**WHAT THE TASK ASKS**: Copy every line of the data in which the word "高一男子組" occurs.

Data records
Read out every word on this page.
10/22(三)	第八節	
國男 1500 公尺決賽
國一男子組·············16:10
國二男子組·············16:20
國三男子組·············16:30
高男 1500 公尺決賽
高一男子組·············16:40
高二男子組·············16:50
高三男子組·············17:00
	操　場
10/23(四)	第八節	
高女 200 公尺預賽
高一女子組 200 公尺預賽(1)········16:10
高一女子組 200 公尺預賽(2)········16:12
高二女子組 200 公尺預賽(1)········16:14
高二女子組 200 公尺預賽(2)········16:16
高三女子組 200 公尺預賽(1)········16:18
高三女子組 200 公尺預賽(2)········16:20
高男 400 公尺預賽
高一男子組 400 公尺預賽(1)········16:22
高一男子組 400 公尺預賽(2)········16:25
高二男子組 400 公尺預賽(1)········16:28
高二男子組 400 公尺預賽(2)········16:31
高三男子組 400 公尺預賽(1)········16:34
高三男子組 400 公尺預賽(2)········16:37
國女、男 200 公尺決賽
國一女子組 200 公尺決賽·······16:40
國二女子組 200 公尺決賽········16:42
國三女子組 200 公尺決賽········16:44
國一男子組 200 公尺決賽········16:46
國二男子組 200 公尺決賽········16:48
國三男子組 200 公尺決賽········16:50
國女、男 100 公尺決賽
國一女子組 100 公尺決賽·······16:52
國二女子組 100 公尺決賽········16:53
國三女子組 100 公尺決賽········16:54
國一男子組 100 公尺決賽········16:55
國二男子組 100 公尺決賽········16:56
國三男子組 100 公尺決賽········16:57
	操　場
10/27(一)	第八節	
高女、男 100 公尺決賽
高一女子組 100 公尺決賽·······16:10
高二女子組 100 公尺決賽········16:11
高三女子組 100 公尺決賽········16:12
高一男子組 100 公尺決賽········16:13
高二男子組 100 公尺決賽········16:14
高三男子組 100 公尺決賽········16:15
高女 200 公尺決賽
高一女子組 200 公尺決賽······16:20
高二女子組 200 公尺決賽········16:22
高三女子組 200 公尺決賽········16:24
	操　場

**EXPECTED OUTPUT**:
高一男子組·············16:40
高一男子組 400 公尺預賽(1)········16:22
高一男子組 400 公尺預賽(2)········16:25
高一男子組 100 公尺決賽········16:13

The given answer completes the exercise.